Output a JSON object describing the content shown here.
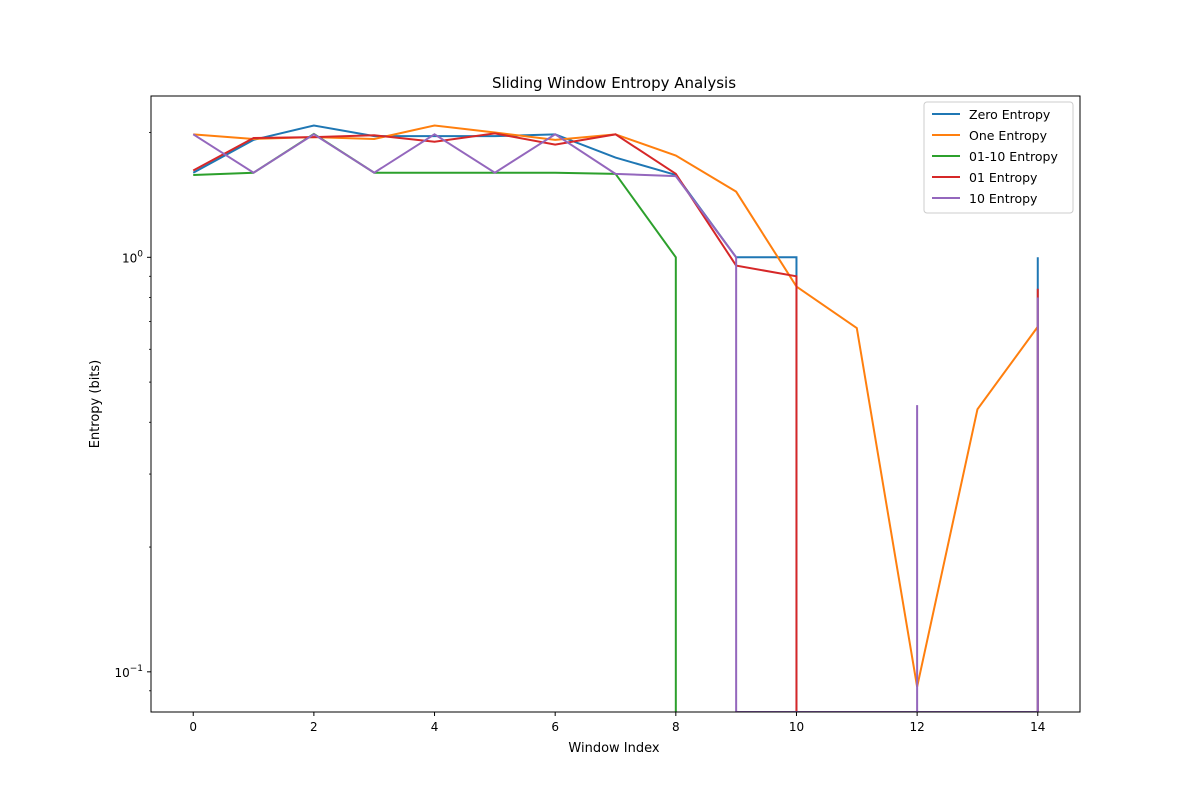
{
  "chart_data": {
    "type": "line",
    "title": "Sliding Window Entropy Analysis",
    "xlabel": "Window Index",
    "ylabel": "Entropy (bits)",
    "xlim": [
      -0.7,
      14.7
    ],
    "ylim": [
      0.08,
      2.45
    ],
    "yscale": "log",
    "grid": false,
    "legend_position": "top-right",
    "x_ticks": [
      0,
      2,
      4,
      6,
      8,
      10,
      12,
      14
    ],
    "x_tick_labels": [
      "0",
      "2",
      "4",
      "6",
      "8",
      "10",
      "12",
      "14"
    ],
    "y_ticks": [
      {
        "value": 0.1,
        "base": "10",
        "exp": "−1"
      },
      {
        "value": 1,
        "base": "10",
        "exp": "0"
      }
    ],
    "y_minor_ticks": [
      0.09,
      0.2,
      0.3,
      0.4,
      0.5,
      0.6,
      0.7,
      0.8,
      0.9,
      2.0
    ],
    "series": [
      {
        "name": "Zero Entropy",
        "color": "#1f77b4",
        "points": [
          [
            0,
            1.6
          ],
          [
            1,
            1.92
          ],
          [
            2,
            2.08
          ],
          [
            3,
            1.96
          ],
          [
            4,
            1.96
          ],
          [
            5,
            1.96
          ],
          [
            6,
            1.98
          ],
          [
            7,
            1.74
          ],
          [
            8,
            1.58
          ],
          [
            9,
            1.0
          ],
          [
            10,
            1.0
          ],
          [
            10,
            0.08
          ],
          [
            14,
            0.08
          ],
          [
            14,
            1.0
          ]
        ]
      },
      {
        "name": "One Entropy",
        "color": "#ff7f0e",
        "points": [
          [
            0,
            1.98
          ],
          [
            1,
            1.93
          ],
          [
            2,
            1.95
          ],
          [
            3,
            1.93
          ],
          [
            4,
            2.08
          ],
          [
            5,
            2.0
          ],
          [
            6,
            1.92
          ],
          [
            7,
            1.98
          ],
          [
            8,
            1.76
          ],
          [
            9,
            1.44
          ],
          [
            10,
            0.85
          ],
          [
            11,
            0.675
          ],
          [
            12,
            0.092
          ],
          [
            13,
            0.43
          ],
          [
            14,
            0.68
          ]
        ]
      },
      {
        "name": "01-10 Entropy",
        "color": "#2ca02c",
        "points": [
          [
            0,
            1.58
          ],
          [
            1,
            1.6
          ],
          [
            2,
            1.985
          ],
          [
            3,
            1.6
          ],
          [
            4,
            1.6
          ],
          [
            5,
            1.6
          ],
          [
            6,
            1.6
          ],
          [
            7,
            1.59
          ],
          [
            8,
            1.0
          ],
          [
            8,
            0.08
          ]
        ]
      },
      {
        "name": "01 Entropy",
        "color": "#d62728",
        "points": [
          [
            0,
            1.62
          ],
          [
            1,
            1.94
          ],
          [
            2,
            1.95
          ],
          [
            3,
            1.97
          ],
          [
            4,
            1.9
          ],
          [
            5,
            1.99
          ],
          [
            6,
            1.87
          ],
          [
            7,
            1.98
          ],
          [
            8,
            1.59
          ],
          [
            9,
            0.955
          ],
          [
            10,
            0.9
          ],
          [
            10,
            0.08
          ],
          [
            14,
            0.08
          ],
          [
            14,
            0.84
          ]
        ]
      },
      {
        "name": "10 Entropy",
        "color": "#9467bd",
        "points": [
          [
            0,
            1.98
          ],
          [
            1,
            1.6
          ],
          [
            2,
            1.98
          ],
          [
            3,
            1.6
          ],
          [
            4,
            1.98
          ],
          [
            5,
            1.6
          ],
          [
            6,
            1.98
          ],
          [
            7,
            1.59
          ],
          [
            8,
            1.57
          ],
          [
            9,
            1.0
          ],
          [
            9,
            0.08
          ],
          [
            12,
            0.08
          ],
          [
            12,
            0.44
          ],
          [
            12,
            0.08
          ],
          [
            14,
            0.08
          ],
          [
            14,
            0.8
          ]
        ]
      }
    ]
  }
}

---

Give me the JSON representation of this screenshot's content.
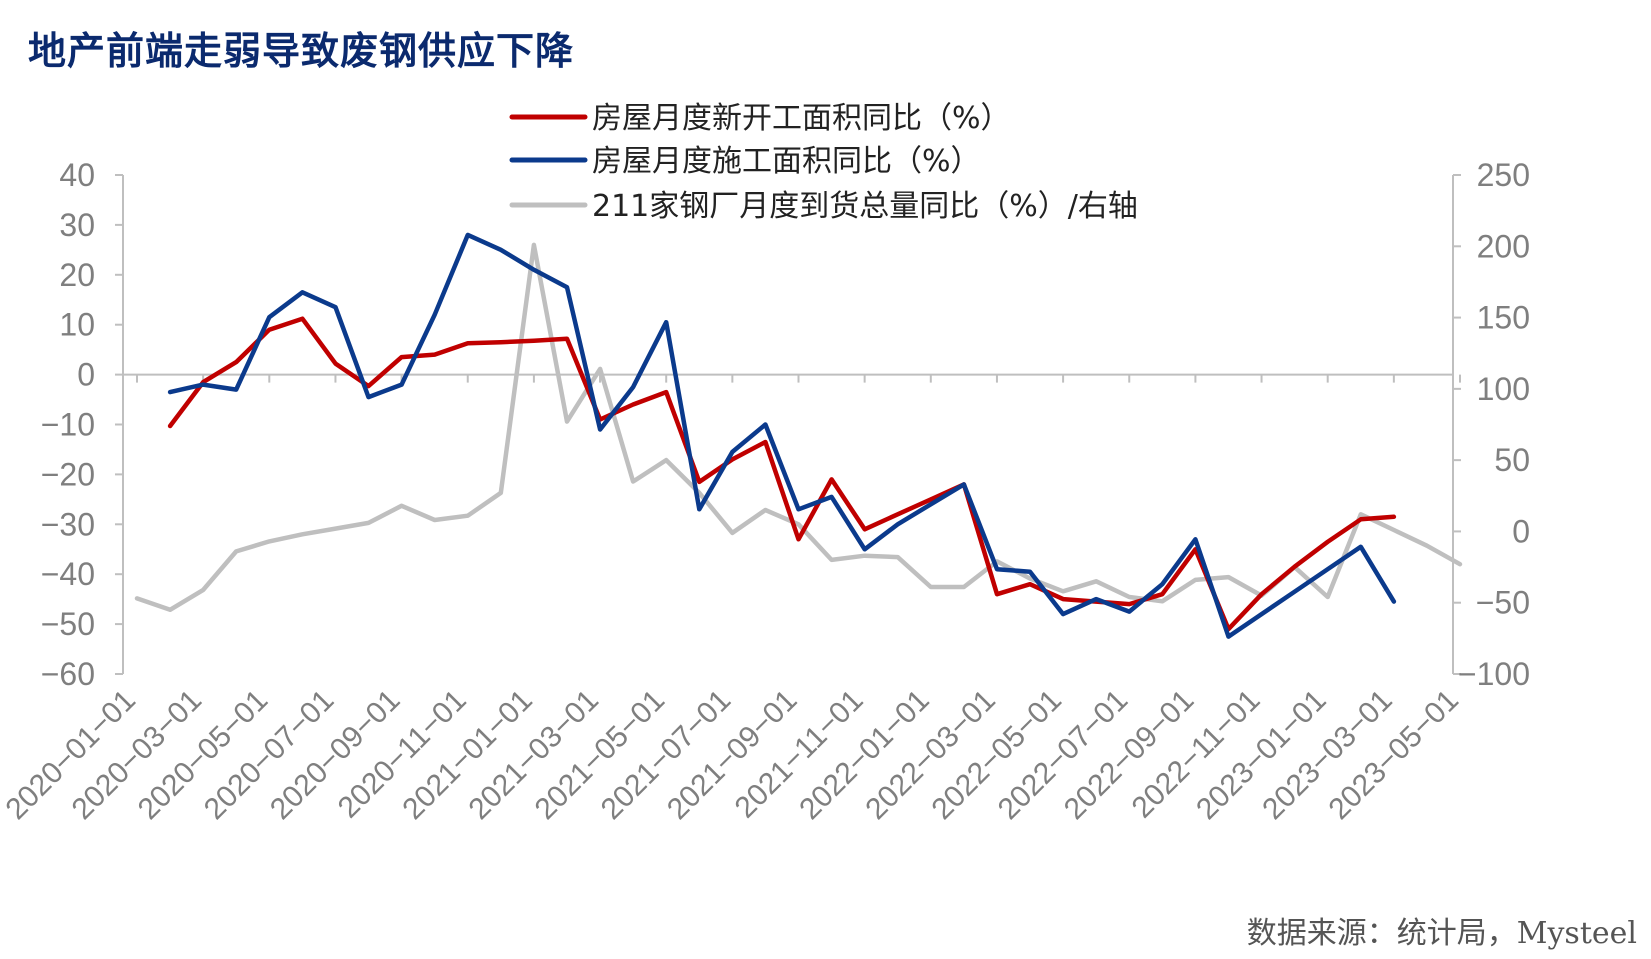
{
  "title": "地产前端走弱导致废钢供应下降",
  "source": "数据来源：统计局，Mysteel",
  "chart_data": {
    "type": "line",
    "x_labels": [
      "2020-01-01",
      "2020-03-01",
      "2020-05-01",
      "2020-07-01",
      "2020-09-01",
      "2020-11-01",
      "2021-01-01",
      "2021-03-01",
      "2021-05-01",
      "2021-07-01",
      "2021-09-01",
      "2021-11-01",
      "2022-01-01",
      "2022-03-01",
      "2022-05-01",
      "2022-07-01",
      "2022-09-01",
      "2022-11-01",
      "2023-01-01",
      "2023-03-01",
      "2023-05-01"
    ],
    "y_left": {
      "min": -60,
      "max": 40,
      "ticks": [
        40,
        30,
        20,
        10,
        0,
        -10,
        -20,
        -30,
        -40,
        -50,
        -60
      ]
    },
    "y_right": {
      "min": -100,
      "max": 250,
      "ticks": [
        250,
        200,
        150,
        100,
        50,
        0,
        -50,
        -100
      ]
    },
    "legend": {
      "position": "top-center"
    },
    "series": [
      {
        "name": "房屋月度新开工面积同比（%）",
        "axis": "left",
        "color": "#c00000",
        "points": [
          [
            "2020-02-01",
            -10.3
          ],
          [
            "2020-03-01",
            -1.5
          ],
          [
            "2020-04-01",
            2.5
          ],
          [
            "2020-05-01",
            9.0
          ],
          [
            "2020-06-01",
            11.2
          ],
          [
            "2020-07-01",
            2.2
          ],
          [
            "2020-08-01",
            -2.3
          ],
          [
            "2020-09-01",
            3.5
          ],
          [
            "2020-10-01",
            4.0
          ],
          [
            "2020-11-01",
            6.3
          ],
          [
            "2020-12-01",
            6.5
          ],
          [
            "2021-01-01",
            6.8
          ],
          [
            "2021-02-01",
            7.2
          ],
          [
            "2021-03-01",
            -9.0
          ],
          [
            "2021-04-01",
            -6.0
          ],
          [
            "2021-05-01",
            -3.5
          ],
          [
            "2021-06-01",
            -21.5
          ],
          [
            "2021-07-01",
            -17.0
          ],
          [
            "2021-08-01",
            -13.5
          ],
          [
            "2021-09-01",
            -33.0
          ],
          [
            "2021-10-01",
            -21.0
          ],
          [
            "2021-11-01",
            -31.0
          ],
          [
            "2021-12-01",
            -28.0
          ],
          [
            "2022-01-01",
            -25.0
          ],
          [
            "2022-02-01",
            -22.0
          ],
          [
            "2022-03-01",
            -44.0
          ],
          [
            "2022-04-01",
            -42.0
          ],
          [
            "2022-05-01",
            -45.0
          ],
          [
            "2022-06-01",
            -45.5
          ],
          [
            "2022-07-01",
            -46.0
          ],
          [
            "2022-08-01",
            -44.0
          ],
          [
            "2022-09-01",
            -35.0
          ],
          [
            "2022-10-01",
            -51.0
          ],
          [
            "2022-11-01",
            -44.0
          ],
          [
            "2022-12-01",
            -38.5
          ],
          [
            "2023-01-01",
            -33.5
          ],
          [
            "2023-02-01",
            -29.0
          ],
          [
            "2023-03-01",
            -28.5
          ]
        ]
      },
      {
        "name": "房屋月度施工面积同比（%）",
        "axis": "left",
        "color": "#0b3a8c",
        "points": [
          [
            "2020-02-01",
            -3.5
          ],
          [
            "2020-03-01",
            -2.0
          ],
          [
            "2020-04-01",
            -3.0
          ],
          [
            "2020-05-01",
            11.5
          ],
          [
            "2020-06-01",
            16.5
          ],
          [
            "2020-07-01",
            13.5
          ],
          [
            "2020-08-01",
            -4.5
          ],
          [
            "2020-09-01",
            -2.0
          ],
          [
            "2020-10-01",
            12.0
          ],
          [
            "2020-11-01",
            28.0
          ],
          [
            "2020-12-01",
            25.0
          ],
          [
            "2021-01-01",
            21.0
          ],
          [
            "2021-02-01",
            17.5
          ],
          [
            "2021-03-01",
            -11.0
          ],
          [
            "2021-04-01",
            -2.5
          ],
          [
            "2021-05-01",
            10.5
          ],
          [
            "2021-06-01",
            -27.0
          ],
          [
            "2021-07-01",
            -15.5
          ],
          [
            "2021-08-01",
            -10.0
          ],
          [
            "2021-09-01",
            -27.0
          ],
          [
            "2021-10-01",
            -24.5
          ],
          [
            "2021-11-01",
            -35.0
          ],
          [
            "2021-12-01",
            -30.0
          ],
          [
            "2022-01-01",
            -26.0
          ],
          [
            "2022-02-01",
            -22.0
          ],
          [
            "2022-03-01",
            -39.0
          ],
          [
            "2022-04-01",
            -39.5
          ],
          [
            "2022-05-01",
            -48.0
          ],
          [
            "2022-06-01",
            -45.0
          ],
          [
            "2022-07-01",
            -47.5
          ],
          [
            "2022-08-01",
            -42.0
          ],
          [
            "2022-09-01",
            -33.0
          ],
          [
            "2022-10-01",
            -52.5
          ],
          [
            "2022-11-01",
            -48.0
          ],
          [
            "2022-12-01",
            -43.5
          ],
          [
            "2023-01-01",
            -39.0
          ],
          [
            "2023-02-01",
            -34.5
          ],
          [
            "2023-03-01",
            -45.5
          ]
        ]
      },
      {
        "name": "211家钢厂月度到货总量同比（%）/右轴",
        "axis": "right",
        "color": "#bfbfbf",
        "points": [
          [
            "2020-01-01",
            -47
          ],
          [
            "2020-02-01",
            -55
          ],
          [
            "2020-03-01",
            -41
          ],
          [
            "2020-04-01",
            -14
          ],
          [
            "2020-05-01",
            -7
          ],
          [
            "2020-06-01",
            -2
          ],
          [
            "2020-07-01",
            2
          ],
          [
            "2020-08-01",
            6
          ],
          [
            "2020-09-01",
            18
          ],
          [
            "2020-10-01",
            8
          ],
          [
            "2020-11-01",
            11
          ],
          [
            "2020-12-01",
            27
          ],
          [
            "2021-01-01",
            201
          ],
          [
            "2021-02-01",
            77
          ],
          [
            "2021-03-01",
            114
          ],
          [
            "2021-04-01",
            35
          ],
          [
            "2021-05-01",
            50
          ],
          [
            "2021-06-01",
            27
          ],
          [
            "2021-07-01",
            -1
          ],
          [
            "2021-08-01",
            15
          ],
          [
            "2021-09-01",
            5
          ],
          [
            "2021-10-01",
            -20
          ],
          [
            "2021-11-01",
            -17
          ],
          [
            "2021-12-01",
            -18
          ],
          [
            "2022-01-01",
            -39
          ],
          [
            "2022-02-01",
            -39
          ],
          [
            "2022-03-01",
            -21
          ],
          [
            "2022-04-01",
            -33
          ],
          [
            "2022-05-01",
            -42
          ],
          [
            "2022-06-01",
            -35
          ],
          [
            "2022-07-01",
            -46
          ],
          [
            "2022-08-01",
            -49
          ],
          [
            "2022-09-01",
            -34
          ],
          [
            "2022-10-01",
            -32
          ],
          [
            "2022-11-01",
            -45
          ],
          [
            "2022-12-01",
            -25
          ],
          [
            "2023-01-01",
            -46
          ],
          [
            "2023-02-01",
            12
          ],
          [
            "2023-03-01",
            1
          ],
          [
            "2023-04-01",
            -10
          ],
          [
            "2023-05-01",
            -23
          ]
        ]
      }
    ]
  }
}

_Challenge_:
Check each line of the records for the string "name" and state how many lines contain it. Give only the number.

_Response_:
8